Problem statement: Lines that contain "SOFTWARE" are to be counted; give only their number.

——

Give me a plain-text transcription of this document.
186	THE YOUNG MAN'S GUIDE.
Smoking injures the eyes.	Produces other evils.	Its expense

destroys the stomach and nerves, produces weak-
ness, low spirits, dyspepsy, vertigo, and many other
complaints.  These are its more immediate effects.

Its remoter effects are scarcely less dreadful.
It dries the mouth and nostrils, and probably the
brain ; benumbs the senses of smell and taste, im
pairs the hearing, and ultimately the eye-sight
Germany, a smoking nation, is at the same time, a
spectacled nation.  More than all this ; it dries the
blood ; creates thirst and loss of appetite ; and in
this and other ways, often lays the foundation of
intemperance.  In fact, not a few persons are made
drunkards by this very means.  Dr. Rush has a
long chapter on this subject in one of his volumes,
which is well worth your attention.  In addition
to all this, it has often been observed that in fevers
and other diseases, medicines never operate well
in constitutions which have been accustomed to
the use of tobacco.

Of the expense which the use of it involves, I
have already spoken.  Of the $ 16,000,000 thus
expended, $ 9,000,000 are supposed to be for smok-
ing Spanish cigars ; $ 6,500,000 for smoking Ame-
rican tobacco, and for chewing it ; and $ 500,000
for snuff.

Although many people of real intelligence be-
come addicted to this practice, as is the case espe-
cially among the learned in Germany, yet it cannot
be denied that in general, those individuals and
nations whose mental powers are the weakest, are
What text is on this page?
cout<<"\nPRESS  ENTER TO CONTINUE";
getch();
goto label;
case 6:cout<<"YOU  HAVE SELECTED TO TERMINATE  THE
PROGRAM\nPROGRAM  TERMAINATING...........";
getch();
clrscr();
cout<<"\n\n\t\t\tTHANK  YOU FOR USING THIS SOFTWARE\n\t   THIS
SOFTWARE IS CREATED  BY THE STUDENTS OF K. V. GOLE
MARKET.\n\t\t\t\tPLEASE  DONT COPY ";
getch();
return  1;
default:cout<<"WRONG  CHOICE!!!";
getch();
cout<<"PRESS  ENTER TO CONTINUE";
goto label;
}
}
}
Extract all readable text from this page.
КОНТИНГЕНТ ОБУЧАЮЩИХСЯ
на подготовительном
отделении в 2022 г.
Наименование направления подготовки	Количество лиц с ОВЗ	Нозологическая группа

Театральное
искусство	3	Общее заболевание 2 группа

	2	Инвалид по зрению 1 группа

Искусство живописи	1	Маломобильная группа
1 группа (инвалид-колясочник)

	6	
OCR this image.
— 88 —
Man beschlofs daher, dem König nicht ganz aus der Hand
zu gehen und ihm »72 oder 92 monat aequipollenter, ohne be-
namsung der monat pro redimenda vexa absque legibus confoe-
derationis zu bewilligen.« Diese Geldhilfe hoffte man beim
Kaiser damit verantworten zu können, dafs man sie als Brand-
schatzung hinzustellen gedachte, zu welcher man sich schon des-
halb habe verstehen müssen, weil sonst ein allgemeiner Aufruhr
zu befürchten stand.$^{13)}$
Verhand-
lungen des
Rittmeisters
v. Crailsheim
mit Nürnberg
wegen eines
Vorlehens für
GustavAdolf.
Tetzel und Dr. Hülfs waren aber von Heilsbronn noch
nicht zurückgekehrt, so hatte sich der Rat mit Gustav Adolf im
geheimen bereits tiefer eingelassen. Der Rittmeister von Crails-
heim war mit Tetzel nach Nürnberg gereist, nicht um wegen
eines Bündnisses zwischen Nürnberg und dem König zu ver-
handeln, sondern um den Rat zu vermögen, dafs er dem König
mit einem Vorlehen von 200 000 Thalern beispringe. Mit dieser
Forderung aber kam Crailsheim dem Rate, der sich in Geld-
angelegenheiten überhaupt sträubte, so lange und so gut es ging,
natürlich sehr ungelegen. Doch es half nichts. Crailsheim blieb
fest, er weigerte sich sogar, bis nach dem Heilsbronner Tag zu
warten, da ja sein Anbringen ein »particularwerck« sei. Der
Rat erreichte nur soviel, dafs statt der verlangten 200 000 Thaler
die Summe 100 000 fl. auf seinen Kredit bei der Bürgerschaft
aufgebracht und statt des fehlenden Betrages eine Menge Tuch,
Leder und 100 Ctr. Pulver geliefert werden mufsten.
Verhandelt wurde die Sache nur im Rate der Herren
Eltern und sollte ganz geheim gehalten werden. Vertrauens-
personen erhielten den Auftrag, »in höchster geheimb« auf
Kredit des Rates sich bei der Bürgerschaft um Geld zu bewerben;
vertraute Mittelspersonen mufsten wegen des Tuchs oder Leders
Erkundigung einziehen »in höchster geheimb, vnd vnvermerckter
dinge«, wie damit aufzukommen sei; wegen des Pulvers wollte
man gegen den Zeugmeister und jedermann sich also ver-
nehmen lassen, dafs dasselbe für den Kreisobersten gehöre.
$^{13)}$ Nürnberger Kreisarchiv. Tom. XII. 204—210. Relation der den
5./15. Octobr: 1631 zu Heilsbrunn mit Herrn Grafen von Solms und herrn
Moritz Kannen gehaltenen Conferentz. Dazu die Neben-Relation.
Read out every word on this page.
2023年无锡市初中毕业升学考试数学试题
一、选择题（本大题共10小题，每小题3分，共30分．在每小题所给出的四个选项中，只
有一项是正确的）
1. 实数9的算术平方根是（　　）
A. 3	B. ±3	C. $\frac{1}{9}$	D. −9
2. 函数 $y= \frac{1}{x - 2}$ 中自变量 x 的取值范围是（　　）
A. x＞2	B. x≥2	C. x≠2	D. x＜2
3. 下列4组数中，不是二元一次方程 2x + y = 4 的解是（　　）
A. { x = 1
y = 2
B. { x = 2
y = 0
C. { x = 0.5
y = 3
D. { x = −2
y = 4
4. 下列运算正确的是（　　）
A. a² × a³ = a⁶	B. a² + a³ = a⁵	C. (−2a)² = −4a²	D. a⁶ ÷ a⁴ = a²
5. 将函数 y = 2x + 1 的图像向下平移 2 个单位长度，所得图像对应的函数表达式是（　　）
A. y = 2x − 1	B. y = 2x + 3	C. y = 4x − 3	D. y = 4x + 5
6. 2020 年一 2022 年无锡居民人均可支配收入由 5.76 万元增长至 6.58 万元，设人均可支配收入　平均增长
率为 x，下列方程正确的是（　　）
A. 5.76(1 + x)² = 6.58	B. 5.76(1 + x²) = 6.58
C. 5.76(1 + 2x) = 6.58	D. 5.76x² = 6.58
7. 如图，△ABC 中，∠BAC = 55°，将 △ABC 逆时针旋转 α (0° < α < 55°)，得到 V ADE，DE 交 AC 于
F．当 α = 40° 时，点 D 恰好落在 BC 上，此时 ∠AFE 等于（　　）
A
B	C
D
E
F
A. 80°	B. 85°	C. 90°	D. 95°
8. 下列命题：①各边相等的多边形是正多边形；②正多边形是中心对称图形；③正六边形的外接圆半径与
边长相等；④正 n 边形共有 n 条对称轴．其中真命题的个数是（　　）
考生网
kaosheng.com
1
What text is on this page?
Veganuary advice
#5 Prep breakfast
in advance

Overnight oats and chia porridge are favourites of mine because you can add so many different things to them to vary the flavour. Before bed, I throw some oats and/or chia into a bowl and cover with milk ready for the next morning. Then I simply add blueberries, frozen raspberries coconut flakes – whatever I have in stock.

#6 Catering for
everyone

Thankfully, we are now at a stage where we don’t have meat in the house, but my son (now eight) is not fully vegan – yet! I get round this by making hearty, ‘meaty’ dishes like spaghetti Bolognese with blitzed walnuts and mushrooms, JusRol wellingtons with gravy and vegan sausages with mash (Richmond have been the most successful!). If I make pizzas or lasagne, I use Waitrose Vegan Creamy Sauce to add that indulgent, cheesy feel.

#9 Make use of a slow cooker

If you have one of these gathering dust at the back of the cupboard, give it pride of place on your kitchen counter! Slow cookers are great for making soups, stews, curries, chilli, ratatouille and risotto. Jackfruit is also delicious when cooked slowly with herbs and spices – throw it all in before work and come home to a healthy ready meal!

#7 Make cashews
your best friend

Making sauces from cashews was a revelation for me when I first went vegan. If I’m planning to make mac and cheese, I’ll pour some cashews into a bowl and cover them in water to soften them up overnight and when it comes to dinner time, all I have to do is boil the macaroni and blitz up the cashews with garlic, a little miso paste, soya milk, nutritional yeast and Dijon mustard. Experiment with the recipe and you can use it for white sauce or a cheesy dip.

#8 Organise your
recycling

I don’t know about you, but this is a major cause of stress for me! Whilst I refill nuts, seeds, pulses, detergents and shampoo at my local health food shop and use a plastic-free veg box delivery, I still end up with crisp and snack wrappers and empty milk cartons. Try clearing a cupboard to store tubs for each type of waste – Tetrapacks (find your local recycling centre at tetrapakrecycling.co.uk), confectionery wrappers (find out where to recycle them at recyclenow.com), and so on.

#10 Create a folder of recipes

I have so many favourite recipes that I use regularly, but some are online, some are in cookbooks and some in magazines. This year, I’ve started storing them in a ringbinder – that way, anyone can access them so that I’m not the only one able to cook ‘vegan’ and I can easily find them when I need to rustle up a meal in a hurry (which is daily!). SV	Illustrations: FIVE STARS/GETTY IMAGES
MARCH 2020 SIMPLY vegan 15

——

Response below: 2